═════ Data to process

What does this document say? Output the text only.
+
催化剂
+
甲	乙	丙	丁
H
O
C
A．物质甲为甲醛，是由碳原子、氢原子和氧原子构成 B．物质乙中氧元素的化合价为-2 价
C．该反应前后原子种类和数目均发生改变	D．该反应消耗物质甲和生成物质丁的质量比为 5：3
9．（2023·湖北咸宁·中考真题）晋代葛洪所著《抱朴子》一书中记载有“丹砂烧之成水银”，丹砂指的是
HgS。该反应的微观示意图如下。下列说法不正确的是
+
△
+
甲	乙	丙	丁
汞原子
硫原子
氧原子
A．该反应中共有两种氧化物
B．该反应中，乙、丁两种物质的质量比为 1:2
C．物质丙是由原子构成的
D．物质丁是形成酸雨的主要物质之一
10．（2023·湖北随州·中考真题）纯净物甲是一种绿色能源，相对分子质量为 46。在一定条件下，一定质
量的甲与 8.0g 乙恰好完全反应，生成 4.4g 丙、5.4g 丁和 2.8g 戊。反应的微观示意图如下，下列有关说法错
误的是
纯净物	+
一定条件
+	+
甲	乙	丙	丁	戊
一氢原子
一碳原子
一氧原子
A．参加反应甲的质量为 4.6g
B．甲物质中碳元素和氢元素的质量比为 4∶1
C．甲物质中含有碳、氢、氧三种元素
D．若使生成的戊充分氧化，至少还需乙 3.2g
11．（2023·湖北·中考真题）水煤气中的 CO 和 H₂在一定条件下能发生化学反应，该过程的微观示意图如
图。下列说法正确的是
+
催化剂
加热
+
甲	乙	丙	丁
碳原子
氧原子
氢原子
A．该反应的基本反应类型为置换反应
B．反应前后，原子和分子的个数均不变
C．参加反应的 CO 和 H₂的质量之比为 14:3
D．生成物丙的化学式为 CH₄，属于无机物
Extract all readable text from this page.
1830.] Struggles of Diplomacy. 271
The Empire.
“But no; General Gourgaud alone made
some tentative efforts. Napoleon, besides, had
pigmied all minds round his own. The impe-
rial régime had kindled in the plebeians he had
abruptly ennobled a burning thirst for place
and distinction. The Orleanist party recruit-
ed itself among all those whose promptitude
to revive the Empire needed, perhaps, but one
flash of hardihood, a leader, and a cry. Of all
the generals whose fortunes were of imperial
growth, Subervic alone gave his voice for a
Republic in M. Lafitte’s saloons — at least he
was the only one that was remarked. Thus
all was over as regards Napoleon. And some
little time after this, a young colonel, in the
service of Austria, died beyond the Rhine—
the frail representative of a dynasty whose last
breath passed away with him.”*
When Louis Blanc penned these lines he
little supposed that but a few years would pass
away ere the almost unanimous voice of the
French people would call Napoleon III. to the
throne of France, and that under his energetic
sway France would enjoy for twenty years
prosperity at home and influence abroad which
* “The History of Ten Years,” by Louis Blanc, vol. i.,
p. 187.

══════════

### Objective
Could you reproduce every record above exactly as it appears?

### Result
What does this document say? Output the text only.
+
催化剂
+
甲	乙	丙	丁
H
O
C
A．物质甲为甲醛，是由碳原子、氢原子和氧原子构成 B．物质乙中氧元素的化合价为-2 价
C．该反应前后原子种类和数目均发生改变	D．该反应消耗物质甲和生成物质丁的质量比为 5：3
9．（2023·湖北咸宁·中考真题）晋代葛洪所著《抱朴子》一书中记载有“丹砂烧之成水银”，丹砂指的是
HgS。该反应的微观示意图如下。下列说法不正确的是
+
△
+
甲	乙	丙	丁
汞原子
硫原子
氧原子
A．该反应中共有两种氧化物
B．该反应中，乙、丁两种物质的质量比为 1:2
C．物质丙是由原子构成的
D．物质丁是形成酸雨的主要物质之一
10．（2023·湖北随州·中考真题）纯净物甲是一种绿色能源，相对分子质量为 46。在一定条件下，一定质
量的甲与 8.0g 乙恰好完全反应，生成 4.4g 丙、5.4g 丁和 2.8g 戊。反应的微观示意图如下，下列有关说法错
误的是
纯净物	+
一定条件
+	+
甲	乙	丙	丁	戊
一氢原子
一碳原子
一氧原子
A．参加反应甲的质量为 4.6g
B．甲物质中碳元素和氢元素的质量比为 4∶1
C．甲物质中含有碳、氢、氧三种元素
D．若使生成的戊充分氧化，至少还需乙 3.2g
11．（2023·湖北·中考真题）水煤气中的 CO 和 H₂在一定条件下能发生化学反应，该过程的微观示意图如
图。下列说法正确的是
+
催化剂
加热
+
甲	乙	丙	丁
碳原子
氧原子
氢原子
A．该反应的基本反应类型为置换反应
B．反应前后，原子和分子的个数均不变
C．参加反应的 CO 和 H₂的质量之比为 14:3
D．生成物丙的化学式为 CH₄，属于无机物
Extract all readable text from this page.
1830.] Struggles of Diplomacy. 271
The Empire.
“But no; General Gourgaud alone made
some tentative efforts. Napoleon, besides, had
pigmied all minds round his own. The impe-
rial régime had kindled in the plebeians he had
abruptly ennobled a burning thirst for place
and distinction. The Orleanist party recruit-
ed itself among all those whose promptitude
to revive the Empire needed, perhaps, but one
flash of hardihood, a leader, and a cry. Of all
the generals whose fortunes were of imperial
growth, Subervic alone gave his voice for a
Republic in M. Lafitte’s saloons — at least he
was the only one that was remarked. Thus
all was over as regards Napoleon. And some
little time after this, a young colonel, in the
service of Austria, died beyond the Rhine—
the frail representative of a dynasty whose last
breath passed away with him.”*
When Louis Blanc penned these lines he
little supposed that but a few years would pass
away ere the almost unanimous voice of the
French people would call Napoleon III. to the
throne of France, and that under his energetic
sway France would enjoy for twenty years
prosperity at home and influence abroad which
* “The History of Ten Years,” by Louis Blanc, vol. i.,
p. 187.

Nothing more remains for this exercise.